## [EXERCISE REQUIREMENTS]
Retype the records below exactly as they appear, but leave out any pictures.

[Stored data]
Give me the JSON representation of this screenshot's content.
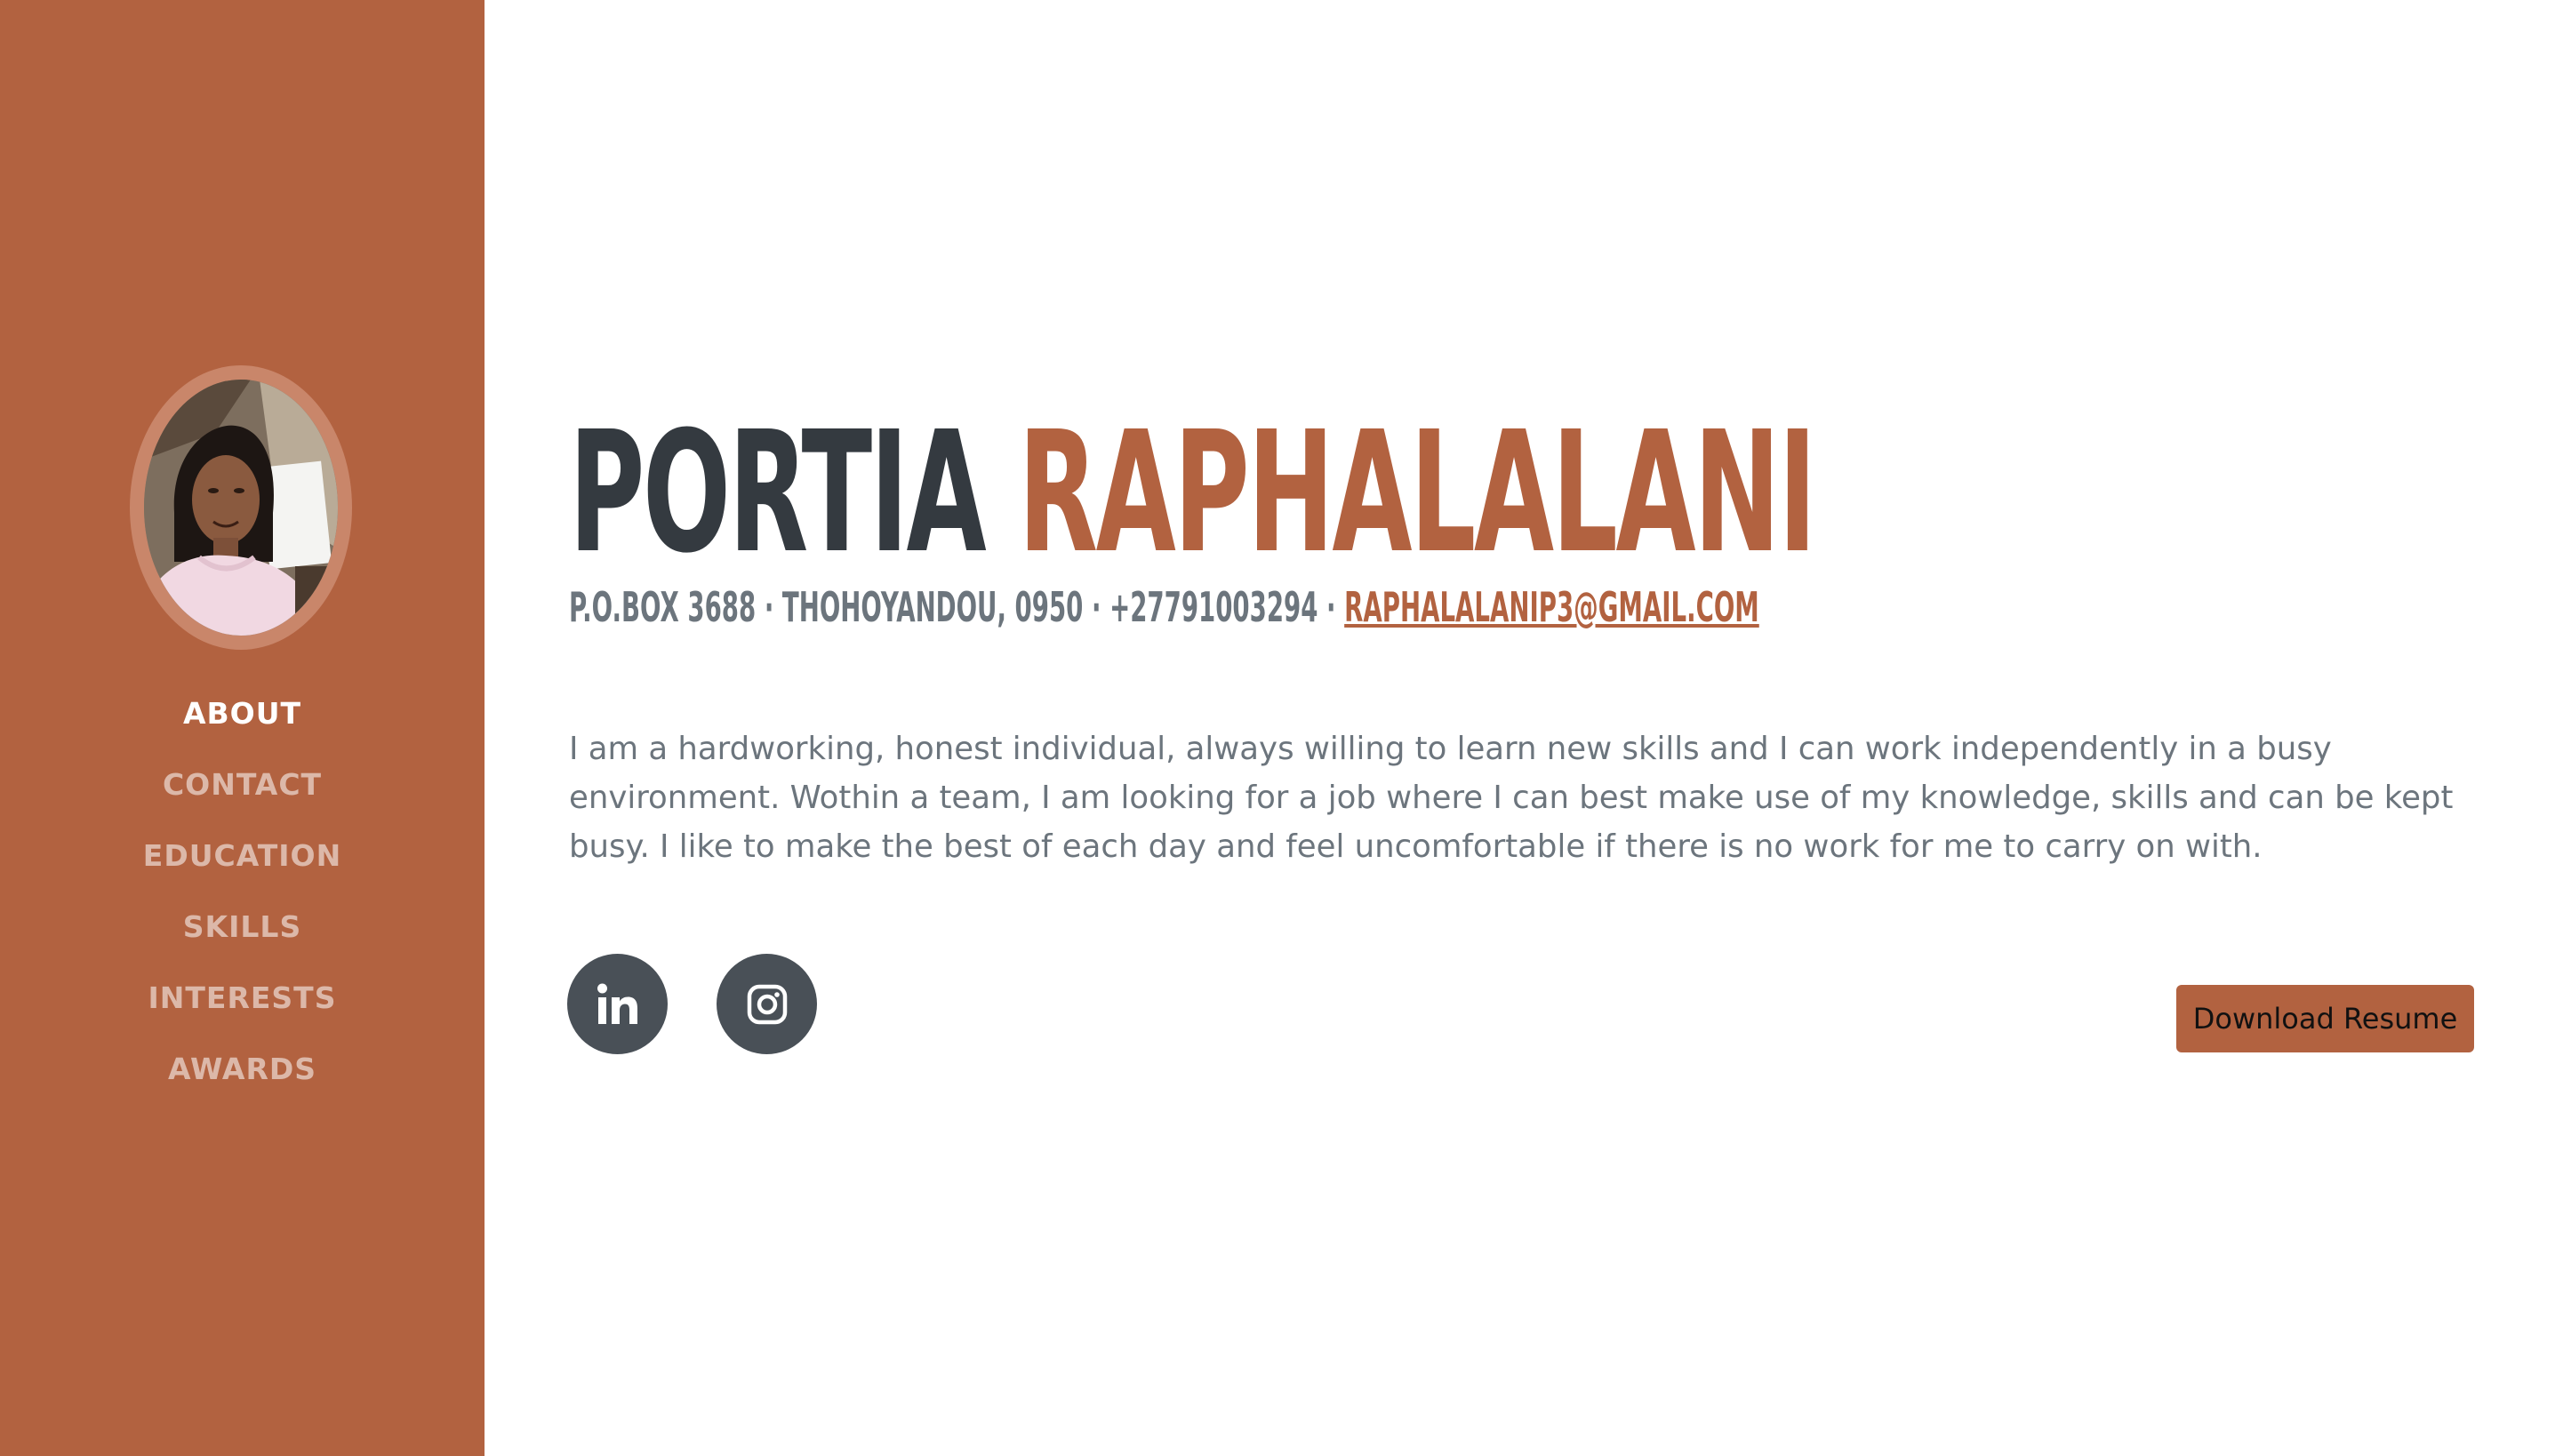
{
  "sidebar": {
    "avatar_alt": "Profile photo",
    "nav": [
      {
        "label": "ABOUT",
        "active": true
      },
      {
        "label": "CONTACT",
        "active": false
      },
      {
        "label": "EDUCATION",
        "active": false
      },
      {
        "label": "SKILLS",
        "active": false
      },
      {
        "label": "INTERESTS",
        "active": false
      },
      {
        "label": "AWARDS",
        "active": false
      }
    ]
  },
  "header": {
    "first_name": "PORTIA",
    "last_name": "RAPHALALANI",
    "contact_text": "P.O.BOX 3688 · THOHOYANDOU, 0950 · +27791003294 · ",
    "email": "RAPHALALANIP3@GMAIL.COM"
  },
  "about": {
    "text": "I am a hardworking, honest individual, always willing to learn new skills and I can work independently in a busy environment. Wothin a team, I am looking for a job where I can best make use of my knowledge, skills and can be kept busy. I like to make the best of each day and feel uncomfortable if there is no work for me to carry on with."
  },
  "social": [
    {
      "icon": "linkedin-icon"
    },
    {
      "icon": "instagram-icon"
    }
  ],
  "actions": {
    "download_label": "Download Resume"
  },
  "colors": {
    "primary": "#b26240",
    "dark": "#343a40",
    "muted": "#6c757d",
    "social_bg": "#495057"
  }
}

## [FULL SOLUTION]
Give me the JSON representation of this screenshot's content.
{
  "sidebar": {
    "avatar_alt": "Profile photo",
    "nav": [
      {
        "label": "ABOUT",
        "active": true
      },
      {
        "label": "CONTACT",
        "active": false
      },
      {
        "label": "EDUCATION",
        "active": false
      },
      {
        "label": "SKILLS",
        "active": false
      },
      {
        "label": "INTERESTS",
        "active": false
      },
      {
        "label": "AWARDS",
        "active": false
      }
    ]
  },
  "header": {
    "first_name": "PORTIA",
    "last_name": "RAPHALALANI",
    "contact_text": "P.O.BOX 3688 · THOHOYANDOU, 0950 · +27791003294 · ",
    "email": "RAPHALALANIP3@GMAIL.COM"
  },
  "about": {
    "text": "I am a hardworking, honest individual, always willing to learn new skills and I can work independently in a busy environment. Wothin a team, I am looking for a job where I can best make use of my knowledge, skills and can be kept busy. I like to make the best of each day and feel uncomfortable if there is no work for me to carry on with."
  },
  "social": [
    {
      "icon": "linkedin-icon"
    },
    {
      "icon": "instagram-icon"
    }
  ],
  "actions": {
    "download_label": "Download Resume"
  },
  "colors": {
    "primary": "#b26240",
    "dark": "#343a40",
    "muted": "#6c757d",
    "social_bg": "#495057"
  }
}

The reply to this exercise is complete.